• Task directions: From the entries below, copy every line that holds the word "حينما".

-- start of Records --

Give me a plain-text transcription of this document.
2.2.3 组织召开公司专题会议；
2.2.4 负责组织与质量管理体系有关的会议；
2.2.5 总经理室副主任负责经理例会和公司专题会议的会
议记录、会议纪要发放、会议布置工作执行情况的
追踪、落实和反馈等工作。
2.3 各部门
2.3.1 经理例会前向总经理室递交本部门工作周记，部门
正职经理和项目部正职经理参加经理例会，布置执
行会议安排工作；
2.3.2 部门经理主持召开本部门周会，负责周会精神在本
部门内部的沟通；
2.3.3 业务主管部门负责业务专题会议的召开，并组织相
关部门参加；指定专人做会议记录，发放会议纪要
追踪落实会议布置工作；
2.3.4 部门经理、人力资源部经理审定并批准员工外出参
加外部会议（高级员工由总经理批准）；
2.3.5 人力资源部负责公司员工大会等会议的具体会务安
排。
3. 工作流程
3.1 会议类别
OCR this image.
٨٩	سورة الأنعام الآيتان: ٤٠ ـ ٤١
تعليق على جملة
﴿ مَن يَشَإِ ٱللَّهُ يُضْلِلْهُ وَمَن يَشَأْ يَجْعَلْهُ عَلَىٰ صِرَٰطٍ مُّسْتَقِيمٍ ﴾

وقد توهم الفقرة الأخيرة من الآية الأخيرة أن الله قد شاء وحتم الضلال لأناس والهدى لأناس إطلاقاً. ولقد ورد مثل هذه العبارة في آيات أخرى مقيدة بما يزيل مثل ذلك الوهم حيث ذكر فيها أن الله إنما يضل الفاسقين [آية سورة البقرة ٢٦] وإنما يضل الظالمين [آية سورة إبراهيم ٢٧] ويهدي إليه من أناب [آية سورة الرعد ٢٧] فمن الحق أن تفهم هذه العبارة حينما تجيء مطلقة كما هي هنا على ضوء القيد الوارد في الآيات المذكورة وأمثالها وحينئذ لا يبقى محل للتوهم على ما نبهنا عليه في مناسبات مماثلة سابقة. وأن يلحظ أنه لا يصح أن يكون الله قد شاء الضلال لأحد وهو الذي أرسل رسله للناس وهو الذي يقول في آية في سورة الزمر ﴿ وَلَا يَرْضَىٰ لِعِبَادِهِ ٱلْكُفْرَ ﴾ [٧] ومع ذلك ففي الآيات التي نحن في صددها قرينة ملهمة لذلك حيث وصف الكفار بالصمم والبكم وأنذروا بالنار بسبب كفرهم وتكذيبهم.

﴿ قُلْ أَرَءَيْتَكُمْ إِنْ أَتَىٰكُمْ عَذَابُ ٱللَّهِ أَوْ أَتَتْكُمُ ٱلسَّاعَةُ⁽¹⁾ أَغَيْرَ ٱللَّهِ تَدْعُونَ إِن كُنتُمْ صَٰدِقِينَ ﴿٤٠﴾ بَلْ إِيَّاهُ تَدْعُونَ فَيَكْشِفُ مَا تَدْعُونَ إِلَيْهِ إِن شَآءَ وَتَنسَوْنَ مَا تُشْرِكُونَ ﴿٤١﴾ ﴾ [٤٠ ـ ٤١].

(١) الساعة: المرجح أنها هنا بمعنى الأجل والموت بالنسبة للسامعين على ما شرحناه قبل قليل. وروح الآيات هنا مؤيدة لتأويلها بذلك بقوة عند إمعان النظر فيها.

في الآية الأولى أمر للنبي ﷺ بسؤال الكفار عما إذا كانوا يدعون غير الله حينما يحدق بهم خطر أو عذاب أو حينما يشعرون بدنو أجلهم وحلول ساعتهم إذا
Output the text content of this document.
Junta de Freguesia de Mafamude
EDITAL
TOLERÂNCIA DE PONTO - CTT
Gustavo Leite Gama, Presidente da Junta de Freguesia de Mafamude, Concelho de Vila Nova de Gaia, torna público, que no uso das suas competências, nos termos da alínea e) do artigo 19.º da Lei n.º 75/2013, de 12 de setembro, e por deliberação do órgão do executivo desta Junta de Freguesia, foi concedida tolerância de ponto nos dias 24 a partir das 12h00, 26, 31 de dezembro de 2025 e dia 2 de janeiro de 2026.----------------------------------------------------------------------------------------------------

-- end of Records --

• Solution:
وقد توهم الفقرة الأخيرة من الآية الأخيرة أن الله قد شاء وحتم الضلال لأناس والهدى لأناس إطلاقاً. ولقد ورد مثل هذه العبارة في آيات أخرى مقيدة بما يزيل مثل ذلك الوهم حيث ذكر فيها أن الله إنما يضل الفاسقين [آية سورة البقرة ٢٦] وإنما يضل الظالمين [آية سورة إبراهيم ٢٧] ويهدي إليه من أناب [آية سورة الرعد ٢٧] فمن الحق أن تفهم هذه العبارة حينما تجيء مطلقة كما هي هنا على ضوء القيد الوارد في الآيات المذكورة وأمثالها وحينئذ لا يبقى محل للتوهم على ما نبهنا عليه في مناسبات مماثلة سابقة. وأن يلحظ أنه لا يصح أن يكون الله قد شاء الضلال لأحد وهو الذي أرسل رسله للناس وهو الذي يقول في آية في سورة الزمر ﴿ وَلَا يَرْضَىٰ لِعِبَادِهِ ٱلْكُفْرَ ﴾ [٧] ومع ذلك ففي الآيات التي نحن في صددها قرينة ملهمة لذلك حيث وصف الكفار بالصمم والبكم وأنذروا بالنار بسبب كفرهم وتكذيبهم.
في الآية الأولى أمر للنبي ﷺ بسؤال الكفار عما إذا كانوا يدعون غير الله حينما يحدق بهم خطر أو عذاب أو حينما يشعرون بدنو أجلهم وحلول ساعتهم إذا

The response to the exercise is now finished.